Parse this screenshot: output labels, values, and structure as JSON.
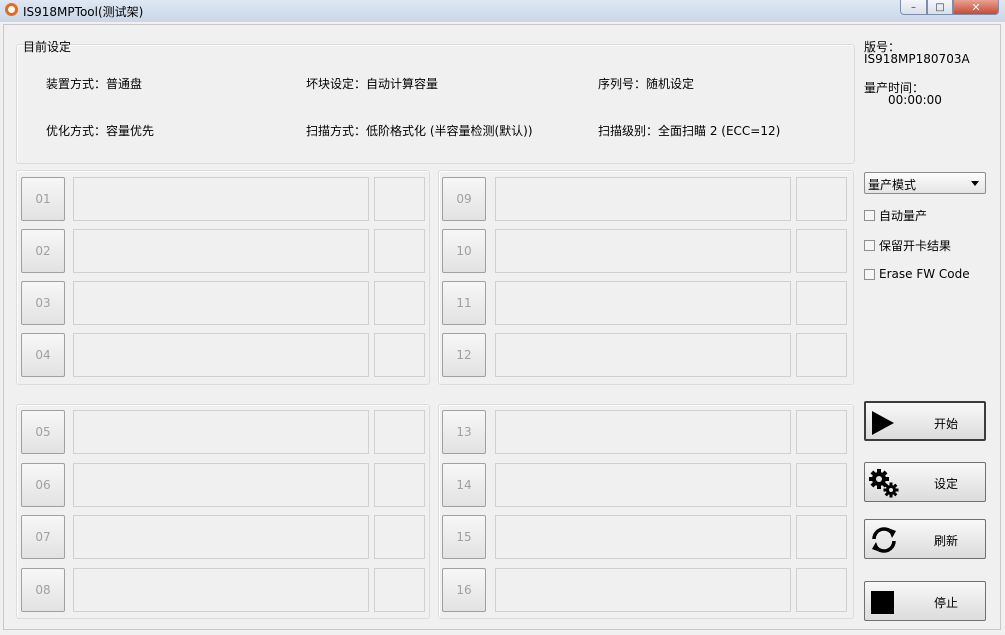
{
  "window": {
    "title": "IS918MPTool(测试架)"
  },
  "settings": {
    "title": "目前设定",
    "install_mode": "装置方式：普通盘",
    "optimize_mode": "优化方式：容量优先",
    "bad_block": "坏块设定：自动计算容量",
    "scan_mode": "扫描方式：低阶格式化 (半容量检测(默认))",
    "serial": "序列号：随机设定",
    "scan_level": "扫描级别：全面扫瞄 2 (ECC=12)"
  },
  "info": {
    "version_label": "版号：",
    "version_value": "IS918MP180703A",
    "time_label": "量产时间：",
    "time_value": "00:00:00"
  },
  "ports": [
    "01",
    "02",
    "03",
    "04",
    "05",
    "06",
    "07",
    "08",
    "09",
    "10",
    "11",
    "12",
    "13",
    "14",
    "15",
    "16"
  ],
  "mode_select": {
    "selected": "量产模式"
  },
  "options": {
    "auto_mp": "自动量产",
    "keep_result": "保留开卡结果",
    "erase_fw": "Erase FW Code"
  },
  "buttons": {
    "start": "开始",
    "settings": "设定",
    "refresh": "刷新",
    "stop": "停止"
  }
}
═══
• What to do
All of the records need repeating exactly, except for the pictures.

• Exercise solution
Parse this screenshot: output labels, values, and structure as JSON.
{
  "window": {
    "title": "IS918MPTool(测试架)"
  },
  "settings": {
    "title": "目前设定",
    "install_mode": "装置方式：普通盘",
    "optimize_mode": "优化方式：容量优先",
    "bad_block": "坏块设定：自动计算容量",
    "scan_mode": "扫描方式：低阶格式化 (半容量检测(默认))",
    "serial": "序列号：随机设定",
    "scan_level": "扫描级别：全面扫瞄 2 (ECC=12)"
  },
  "info": {
    "version_label": "版号：",
    "version_value": "IS918MP180703A",
    "time_label": "量产时间：",
    "time_value": "00:00:00"
  },
  "ports": [
    "01",
    "02",
    "03",
    "04",
    "05",
    "06",
    "07",
    "08",
    "09",
    "10",
    "11",
    "12",
    "13",
    "14",
    "15",
    "16"
  ],
  "mode_select": {
    "selected": "量产模式"
  },
  "options": {
    "auto_mp": "自动量产",
    "keep_result": "保留开卡结果",
    "erase_fw": "Erase FW Code"
  },
  "buttons": {
    "start": "开始",
    "settings": "设定",
    "refresh": "刷新",
    "stop": "停止"
  }
}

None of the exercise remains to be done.